Problem statement ▸ Check every line below for the word "WIDYA" and copy the ones that have it.

---------- Materials provided ----------

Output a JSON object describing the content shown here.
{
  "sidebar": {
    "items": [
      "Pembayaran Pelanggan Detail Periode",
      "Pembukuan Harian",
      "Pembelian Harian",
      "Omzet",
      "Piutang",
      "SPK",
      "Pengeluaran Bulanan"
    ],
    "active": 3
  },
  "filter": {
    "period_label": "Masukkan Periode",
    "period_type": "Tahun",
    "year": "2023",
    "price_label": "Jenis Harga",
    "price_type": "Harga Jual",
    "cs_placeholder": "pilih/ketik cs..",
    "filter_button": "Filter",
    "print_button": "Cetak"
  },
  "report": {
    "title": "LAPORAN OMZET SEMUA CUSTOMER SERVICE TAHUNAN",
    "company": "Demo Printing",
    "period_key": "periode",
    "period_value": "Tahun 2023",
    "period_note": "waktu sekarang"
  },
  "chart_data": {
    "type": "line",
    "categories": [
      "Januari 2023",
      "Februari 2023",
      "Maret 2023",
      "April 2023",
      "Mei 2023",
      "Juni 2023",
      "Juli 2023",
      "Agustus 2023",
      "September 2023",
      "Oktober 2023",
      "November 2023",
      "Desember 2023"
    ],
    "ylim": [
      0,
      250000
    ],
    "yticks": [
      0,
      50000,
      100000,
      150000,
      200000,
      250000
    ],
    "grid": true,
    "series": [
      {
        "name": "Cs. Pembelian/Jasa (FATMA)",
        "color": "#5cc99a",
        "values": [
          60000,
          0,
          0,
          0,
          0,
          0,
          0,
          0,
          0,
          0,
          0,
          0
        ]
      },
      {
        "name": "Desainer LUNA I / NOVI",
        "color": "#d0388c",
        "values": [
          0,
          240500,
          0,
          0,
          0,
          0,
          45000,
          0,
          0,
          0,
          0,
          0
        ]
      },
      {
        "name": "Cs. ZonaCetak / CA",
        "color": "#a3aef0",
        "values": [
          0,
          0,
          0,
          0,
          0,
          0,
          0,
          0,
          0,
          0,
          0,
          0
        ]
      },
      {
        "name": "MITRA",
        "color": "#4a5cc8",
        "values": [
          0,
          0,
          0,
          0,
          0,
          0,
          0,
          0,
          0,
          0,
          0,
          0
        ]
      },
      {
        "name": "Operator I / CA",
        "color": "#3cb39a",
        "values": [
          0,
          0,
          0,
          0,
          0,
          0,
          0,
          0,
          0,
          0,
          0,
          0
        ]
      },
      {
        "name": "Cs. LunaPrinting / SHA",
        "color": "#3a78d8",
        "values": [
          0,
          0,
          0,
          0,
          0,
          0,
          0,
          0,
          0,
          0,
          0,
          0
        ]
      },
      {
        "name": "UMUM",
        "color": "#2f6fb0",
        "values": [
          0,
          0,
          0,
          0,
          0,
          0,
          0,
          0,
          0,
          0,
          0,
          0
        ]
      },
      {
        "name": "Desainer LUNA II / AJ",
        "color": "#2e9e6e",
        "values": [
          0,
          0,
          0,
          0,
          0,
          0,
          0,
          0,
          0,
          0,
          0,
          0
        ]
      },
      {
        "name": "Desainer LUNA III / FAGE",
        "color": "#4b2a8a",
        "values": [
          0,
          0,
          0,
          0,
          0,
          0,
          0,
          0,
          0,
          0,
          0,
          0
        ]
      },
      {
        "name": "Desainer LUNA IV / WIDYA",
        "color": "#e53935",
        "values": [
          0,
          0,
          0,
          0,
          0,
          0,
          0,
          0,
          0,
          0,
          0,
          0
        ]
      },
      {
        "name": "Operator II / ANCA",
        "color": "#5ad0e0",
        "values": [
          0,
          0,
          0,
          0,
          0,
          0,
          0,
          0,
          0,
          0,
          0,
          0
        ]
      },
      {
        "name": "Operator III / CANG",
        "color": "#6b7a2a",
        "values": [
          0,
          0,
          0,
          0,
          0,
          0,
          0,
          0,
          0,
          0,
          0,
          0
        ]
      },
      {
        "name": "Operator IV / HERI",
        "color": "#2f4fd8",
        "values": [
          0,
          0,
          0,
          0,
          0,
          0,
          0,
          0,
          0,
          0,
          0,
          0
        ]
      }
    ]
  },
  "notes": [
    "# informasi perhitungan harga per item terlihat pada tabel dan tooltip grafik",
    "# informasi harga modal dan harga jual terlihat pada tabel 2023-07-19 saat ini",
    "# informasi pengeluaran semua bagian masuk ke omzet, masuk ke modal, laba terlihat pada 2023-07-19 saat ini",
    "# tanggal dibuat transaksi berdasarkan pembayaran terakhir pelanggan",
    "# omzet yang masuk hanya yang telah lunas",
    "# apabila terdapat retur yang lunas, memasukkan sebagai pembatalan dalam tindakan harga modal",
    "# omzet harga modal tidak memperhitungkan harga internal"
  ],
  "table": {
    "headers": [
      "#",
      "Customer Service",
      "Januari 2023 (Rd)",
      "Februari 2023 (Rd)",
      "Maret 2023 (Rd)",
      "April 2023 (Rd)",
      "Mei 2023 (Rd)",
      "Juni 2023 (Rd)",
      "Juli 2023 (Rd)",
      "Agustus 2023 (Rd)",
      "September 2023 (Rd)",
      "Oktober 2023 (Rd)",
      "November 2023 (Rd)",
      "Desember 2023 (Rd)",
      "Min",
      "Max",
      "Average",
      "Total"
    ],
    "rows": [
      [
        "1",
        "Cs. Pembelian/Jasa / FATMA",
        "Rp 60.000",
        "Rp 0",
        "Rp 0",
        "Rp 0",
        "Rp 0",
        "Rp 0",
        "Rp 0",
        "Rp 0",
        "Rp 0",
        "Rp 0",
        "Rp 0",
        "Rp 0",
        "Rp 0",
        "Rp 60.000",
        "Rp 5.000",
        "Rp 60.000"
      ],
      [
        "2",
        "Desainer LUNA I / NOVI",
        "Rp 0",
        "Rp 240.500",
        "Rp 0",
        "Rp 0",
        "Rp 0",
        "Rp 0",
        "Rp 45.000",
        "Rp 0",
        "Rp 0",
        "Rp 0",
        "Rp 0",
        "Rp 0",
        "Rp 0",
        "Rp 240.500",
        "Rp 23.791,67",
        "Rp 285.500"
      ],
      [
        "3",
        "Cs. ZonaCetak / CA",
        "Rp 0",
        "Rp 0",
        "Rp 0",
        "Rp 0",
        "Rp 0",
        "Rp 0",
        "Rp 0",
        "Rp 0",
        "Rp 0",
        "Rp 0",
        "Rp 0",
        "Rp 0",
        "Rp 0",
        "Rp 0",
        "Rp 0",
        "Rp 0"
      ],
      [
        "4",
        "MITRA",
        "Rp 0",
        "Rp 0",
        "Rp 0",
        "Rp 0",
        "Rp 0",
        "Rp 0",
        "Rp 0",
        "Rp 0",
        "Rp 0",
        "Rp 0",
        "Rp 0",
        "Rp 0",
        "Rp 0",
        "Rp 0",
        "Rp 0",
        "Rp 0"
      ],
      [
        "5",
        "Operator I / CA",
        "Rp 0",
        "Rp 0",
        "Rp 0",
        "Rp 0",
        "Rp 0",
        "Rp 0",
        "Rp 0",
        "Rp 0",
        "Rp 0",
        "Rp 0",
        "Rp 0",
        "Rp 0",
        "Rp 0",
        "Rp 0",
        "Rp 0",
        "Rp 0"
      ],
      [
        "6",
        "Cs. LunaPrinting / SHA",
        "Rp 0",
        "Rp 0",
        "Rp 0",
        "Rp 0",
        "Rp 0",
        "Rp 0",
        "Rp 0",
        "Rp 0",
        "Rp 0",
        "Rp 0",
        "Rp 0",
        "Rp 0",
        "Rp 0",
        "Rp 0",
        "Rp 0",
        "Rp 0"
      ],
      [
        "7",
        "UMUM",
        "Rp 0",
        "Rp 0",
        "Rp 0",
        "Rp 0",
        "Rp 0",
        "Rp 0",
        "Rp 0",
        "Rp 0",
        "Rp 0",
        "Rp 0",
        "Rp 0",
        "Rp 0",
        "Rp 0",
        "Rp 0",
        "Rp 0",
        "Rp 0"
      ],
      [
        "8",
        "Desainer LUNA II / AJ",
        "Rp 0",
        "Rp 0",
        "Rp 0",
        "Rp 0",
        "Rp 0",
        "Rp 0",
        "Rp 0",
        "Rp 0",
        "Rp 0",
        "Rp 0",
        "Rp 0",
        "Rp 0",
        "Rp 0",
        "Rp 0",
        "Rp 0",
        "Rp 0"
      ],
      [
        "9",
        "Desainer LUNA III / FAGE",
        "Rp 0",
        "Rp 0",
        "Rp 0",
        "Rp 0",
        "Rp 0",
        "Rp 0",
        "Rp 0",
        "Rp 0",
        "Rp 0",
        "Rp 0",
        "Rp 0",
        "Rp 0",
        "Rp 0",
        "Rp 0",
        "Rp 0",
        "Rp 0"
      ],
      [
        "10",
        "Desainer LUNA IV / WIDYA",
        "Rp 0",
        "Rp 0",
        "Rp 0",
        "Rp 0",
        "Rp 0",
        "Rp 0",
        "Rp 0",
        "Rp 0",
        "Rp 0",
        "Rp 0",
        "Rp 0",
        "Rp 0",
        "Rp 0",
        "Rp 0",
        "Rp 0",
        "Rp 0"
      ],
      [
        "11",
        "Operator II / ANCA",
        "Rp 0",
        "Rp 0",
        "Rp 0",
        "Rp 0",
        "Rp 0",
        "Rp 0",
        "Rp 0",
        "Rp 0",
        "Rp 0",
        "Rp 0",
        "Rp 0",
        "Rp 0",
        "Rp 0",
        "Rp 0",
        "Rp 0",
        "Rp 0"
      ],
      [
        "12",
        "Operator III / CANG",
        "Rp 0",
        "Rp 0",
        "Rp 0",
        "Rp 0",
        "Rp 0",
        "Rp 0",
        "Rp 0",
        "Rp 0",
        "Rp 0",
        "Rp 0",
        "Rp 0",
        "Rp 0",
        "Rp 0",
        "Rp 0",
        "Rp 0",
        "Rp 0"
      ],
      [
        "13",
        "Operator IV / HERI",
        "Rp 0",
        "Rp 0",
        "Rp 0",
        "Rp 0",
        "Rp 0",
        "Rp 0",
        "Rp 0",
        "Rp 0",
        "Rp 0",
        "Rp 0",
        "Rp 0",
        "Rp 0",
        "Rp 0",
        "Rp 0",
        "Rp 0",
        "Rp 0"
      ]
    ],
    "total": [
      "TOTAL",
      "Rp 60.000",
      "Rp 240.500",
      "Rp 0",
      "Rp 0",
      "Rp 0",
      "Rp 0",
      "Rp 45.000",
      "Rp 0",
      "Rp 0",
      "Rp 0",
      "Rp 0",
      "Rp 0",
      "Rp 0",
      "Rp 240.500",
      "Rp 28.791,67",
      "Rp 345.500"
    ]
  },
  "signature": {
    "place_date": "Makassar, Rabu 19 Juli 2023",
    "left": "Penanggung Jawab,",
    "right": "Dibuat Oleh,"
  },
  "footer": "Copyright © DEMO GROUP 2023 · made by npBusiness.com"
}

----------

Correct output ▸
        "name": "Desainer LUNA IV / WIDYA",
        "Desainer LUNA IV / WIDYA",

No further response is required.